Collected data entries:
----------

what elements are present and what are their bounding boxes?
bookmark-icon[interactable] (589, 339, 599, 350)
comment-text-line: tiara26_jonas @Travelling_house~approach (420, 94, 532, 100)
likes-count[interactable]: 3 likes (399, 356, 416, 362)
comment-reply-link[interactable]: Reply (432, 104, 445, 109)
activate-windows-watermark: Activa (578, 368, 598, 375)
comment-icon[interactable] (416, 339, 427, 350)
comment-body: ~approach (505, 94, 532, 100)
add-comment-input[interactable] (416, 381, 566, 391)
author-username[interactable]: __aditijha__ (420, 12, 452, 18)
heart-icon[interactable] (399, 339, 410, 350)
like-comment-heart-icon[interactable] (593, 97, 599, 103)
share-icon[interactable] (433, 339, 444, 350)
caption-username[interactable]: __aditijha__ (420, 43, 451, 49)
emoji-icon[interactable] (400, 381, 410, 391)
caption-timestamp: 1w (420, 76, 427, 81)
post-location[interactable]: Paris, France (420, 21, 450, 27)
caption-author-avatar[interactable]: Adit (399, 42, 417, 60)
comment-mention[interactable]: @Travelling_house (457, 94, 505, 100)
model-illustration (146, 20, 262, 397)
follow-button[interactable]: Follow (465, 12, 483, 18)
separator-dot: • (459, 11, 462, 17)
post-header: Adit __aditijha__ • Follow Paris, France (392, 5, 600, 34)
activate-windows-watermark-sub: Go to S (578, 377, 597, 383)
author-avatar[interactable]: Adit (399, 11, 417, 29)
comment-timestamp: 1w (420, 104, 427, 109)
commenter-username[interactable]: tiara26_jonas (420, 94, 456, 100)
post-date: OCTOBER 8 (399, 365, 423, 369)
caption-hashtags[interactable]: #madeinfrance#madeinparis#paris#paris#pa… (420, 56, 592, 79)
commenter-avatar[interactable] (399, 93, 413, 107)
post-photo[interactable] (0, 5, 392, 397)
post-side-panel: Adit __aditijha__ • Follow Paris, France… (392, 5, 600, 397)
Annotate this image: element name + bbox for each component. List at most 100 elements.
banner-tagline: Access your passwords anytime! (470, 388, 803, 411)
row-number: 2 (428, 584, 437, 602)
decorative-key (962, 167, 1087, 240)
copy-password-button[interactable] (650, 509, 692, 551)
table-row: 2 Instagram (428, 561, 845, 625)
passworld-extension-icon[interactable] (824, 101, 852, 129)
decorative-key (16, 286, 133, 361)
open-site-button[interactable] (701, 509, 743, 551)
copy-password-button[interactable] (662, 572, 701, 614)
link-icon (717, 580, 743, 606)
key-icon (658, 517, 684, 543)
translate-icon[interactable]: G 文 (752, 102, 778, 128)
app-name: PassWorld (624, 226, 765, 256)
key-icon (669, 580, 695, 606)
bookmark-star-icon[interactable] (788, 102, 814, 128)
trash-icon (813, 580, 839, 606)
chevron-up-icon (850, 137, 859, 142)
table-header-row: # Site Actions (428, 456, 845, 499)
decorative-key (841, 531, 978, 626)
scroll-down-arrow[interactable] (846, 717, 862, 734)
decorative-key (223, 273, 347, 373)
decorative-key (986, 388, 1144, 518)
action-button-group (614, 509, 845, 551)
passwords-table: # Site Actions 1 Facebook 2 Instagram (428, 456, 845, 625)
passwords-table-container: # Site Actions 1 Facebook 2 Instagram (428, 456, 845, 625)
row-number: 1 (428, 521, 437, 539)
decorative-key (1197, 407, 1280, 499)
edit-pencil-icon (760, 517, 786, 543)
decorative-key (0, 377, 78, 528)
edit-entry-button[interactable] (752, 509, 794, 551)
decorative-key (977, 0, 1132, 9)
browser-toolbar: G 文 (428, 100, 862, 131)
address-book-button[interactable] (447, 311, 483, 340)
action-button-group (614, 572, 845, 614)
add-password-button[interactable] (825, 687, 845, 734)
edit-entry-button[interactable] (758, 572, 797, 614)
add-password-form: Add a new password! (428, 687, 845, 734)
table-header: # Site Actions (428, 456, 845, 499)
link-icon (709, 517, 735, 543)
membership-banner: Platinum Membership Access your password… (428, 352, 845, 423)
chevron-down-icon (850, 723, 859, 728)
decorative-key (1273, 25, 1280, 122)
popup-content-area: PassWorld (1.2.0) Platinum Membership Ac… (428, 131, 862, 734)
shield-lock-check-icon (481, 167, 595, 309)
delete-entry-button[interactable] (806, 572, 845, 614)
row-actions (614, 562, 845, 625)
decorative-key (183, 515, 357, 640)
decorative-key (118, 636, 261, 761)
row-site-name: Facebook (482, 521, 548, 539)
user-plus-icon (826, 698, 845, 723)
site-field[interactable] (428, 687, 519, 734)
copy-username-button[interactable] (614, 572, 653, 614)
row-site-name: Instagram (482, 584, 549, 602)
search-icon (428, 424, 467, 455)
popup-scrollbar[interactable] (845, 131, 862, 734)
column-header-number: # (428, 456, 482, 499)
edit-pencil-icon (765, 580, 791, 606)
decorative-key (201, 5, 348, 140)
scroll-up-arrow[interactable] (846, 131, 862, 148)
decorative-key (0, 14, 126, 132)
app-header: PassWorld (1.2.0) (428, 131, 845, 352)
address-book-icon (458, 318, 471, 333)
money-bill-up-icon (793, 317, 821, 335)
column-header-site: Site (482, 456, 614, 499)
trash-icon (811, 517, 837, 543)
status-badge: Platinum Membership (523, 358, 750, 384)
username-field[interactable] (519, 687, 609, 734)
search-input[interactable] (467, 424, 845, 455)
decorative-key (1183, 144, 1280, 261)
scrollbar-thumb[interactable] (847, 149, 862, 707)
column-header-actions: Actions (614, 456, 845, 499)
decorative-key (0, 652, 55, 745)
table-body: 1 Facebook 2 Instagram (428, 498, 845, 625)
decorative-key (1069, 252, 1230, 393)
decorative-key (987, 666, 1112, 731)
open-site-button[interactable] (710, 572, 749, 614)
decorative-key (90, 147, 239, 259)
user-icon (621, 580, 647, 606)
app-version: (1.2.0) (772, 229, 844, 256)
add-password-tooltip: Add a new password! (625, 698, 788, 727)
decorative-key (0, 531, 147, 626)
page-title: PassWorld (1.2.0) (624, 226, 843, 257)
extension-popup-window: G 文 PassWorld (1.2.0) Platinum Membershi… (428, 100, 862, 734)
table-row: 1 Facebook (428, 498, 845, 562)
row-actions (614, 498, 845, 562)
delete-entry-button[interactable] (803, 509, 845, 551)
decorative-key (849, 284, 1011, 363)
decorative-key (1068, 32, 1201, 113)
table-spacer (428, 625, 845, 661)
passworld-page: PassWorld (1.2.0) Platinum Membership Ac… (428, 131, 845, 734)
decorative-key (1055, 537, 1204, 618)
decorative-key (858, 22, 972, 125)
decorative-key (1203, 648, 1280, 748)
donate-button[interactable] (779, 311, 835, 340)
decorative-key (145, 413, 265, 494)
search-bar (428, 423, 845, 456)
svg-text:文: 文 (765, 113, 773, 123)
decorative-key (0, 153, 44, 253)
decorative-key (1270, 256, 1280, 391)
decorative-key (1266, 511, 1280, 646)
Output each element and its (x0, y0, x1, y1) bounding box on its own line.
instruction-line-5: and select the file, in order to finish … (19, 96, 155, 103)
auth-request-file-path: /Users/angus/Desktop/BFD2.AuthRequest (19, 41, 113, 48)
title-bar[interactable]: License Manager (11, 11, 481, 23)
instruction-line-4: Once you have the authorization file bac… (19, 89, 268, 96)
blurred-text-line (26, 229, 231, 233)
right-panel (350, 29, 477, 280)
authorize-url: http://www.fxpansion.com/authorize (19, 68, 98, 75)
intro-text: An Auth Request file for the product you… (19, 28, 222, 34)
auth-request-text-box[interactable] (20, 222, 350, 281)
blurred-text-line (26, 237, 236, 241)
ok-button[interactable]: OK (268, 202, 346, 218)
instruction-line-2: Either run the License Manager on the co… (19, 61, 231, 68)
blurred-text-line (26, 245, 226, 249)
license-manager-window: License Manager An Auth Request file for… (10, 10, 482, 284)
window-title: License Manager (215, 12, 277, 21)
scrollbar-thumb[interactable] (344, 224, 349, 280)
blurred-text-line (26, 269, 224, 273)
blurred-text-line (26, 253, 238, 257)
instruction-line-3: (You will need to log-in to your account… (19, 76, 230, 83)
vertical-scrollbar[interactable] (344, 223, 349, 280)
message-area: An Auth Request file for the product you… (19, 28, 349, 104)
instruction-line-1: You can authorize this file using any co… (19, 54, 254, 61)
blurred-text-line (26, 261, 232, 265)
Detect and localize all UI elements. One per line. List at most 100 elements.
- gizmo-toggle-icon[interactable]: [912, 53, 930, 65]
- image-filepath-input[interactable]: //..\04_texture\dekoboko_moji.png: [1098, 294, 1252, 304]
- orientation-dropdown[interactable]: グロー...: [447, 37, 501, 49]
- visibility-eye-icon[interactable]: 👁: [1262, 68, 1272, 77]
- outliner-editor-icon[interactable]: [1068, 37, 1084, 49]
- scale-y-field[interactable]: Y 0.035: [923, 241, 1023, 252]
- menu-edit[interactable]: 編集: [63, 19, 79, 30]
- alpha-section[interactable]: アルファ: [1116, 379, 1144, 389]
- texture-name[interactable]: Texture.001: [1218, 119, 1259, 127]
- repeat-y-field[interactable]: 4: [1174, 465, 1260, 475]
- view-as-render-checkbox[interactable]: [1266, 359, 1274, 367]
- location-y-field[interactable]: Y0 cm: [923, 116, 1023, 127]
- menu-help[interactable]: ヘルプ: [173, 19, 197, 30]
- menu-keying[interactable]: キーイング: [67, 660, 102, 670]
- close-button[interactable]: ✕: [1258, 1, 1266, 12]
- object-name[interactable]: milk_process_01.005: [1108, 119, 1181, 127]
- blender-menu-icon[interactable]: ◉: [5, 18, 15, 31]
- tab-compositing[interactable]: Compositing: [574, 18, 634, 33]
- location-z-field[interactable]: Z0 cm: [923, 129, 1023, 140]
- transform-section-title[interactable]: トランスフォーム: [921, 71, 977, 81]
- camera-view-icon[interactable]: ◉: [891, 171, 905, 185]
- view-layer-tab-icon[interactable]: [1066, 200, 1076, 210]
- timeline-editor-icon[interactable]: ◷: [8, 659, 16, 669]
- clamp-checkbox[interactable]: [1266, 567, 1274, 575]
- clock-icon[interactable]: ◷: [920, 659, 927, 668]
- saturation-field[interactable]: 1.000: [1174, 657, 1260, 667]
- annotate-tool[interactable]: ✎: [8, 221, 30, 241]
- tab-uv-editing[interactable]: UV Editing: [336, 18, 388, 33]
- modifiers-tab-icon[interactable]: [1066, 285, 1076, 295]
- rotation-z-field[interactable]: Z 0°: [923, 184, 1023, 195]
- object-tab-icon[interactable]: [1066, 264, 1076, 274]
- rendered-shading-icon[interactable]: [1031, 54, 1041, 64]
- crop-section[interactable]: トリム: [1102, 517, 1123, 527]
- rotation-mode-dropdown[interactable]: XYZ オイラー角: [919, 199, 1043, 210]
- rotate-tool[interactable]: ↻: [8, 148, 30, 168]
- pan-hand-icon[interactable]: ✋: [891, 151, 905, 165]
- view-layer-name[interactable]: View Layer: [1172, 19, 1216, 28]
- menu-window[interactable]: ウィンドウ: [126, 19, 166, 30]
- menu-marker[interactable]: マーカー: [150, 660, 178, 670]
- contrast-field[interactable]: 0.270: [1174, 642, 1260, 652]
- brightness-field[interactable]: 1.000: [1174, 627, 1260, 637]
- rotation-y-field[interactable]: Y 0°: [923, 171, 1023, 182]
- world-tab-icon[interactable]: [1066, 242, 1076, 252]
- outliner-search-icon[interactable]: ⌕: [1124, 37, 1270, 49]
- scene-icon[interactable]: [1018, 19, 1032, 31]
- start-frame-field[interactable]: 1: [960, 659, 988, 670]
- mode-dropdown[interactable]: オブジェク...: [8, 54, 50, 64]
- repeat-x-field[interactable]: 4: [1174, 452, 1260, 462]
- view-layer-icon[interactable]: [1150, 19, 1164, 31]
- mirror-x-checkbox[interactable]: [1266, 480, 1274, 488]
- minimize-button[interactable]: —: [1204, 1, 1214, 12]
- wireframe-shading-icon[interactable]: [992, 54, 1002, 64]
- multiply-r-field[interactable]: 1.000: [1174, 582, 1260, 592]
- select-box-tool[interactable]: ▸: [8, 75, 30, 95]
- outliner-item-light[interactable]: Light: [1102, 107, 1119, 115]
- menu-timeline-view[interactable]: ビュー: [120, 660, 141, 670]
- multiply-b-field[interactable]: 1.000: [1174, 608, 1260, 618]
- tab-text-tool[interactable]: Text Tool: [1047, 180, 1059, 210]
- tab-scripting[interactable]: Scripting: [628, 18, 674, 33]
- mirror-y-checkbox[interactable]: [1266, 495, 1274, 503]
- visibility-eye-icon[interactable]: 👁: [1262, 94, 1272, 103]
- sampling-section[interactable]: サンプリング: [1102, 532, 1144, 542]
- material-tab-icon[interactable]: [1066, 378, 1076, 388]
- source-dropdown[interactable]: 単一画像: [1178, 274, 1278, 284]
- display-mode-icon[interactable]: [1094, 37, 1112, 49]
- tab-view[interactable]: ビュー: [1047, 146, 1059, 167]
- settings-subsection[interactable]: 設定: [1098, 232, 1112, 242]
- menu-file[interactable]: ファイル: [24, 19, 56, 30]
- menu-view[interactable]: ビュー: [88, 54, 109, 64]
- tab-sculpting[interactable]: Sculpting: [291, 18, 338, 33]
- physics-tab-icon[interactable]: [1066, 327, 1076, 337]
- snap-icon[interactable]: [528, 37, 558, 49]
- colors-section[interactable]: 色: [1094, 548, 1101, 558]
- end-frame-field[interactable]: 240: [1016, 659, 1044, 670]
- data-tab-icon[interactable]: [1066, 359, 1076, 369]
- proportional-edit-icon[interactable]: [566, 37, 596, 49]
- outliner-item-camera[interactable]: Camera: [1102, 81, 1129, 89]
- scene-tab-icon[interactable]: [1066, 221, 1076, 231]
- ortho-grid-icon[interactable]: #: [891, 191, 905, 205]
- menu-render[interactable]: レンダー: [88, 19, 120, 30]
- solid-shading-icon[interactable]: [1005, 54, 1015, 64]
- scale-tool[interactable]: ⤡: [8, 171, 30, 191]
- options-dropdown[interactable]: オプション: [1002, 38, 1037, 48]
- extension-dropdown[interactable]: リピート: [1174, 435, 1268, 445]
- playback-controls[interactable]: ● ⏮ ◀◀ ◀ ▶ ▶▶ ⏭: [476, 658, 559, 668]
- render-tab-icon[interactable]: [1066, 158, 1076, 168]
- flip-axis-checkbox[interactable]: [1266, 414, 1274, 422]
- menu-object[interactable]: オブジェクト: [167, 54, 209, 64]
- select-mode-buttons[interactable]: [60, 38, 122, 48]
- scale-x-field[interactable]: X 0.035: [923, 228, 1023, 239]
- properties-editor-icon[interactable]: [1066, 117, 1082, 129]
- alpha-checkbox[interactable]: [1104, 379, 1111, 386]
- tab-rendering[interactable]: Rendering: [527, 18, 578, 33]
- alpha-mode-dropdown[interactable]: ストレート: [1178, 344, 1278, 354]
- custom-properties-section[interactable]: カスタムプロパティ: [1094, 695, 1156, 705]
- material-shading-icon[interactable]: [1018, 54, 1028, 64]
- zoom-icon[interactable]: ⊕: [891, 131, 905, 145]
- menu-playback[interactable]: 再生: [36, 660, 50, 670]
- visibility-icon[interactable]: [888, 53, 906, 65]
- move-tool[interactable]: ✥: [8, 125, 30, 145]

----------

> **SHORT PROBLEM**
Copy out, word for word, the lines of the records from the very first line through the line that contains "likes-count[interactable]: 3 likes", including both ends.

> **THE OUTPUT**
what elements are present and what are their bounding boxes?
bookmark-icon[interactable] (589, 339, 599, 350)
comment-text-line: tiara26_jonas @Travelling_house~approach (420, 94, 532, 100)
likes-count[interactable]: 3 likes (399, 356, 416, 362)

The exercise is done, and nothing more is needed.